*GIVEN INSTRUCTION*
Take the entries below and reproduce them word for word.

Saved entries
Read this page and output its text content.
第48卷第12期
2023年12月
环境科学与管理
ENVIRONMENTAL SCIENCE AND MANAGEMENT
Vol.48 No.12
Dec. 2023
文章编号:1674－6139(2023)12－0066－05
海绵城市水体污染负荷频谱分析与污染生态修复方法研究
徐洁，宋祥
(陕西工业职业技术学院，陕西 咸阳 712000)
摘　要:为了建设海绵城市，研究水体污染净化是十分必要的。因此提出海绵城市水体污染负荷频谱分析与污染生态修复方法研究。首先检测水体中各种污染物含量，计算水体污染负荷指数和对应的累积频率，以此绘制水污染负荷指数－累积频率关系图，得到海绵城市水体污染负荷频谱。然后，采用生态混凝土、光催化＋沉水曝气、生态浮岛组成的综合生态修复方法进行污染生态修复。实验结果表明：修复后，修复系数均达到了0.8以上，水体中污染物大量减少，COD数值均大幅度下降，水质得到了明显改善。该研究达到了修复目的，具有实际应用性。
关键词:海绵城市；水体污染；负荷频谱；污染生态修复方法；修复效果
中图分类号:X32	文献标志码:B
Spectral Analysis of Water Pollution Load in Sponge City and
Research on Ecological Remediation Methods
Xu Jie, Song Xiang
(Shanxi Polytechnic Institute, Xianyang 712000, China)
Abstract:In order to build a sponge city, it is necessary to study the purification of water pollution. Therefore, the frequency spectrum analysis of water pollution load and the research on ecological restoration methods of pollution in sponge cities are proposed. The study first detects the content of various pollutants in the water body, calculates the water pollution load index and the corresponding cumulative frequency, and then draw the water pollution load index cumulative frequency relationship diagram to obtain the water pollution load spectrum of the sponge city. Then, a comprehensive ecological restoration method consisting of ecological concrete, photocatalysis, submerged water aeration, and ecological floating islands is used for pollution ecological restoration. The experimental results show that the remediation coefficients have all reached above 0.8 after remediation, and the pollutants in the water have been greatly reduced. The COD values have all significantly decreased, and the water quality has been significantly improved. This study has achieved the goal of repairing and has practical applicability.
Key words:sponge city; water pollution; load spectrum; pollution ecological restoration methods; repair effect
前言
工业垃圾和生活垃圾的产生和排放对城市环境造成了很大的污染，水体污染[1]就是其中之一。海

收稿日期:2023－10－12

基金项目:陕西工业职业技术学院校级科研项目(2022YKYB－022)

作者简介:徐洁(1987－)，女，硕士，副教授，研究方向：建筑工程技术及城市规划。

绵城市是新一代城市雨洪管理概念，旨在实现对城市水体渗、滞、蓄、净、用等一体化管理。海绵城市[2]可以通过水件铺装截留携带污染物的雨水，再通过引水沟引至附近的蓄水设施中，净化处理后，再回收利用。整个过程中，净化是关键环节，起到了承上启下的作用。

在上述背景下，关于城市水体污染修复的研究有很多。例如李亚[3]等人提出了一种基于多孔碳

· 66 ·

*ANSWER IN FULL*
Read this page and output its text content.
第48卷第12期
2023年12月
环境科学与管理
ENVIRONMENTAL SCIENCE AND MANAGEMENT
Vol.48 No.12
Dec. 2023
文章编号:1674－6139(2023)12－0066－05
海绵城市水体污染负荷频谱分析与污染生态修复方法研究
徐洁，宋祥
(陕西工业职业技术学院，陕西 咸阳 712000)
摘　要:为了建设海绵城市，研究水体污染净化是十分必要的。因此提出海绵城市水体污染负荷频谱分析与污染生态修复方法研究。首先检测水体中各种污染物含量，计算水体污染负荷指数和对应的累积频率，以此绘制水污染负荷指数－累积频率关系图，得到海绵城市水体污染负荷频谱。然后，采用生态混凝土、光催化＋沉水曝气、生态浮岛组成的综合生态修复方法进行污染生态修复。实验结果表明：修复后，修复系数均达到了0.8以上，水体中污染物大量减少，COD数值均大幅度下降，水质得到了明显改善。该研究达到了修复目的，具有实际应用性。
关键词:海绵城市；水体污染；负荷频谱；污染生态修复方法；修复效果
中图分类号:X32	文献标志码:B
Spectral Analysis of Water Pollution Load in Sponge City and
Research on Ecological Remediation Methods
Xu Jie, Song Xiang
(Shanxi Polytechnic Institute, Xianyang 712000, China)
Abstract:In order to build a sponge city, it is necessary to study the purification of water pollution. Therefore, the frequency spectrum analysis of water pollution load and the research on ecological restoration methods of pollution in sponge cities are proposed. The study first detects the content of various pollutants in the water body, calculates the water pollution load index and the corresponding cumulative frequency, and then draw the water pollution load index cumulative frequency relationship diagram to obtain the water pollution load spectrum of the sponge city. Then, a comprehensive ecological restoration method consisting of ecological concrete, photocatalysis, submerged water aeration, and ecological floating islands is used for pollution ecological restoration. The experimental results show that the remediation coefficients have all reached above 0.8 after remediation, and the pollutants in the water have been greatly reduced. The COD values have all significantly decreased, and the water quality has been significantly improved. This study has achieved the goal of repairing and has practical applicability.
Key words:sponge city; water pollution; load spectrum; pollution ecological restoration methods; repair effect
前言
工业垃圾和生活垃圾的产生和排放对城市环境造成了很大的污染，水体污染[1]就是其中之一。海

收稿日期:2023－10－12

基金项目:陕西工业职业技术学院校级科研项目(2022YKYB－022)

作者简介:徐洁(1987－)，女，硕士，副教授，研究方向：建筑工程技术及城市规划。

绵城市是新一代城市雨洪管理概念，旨在实现对城市水体渗、滞、蓄、净、用等一体化管理。海绵城市[2]可以通过水件铺装截留携带污染物的雨水，再通过引水沟引至附近的蓄水设施中，净化处理后，再回收利用。整个过程中，净化是关键环节，起到了承上启下的作用。

在上述背景下，关于城市水体污染修复的研究有很多。例如李亚[3]等人提出了一种基于多孔碳

· 66 ·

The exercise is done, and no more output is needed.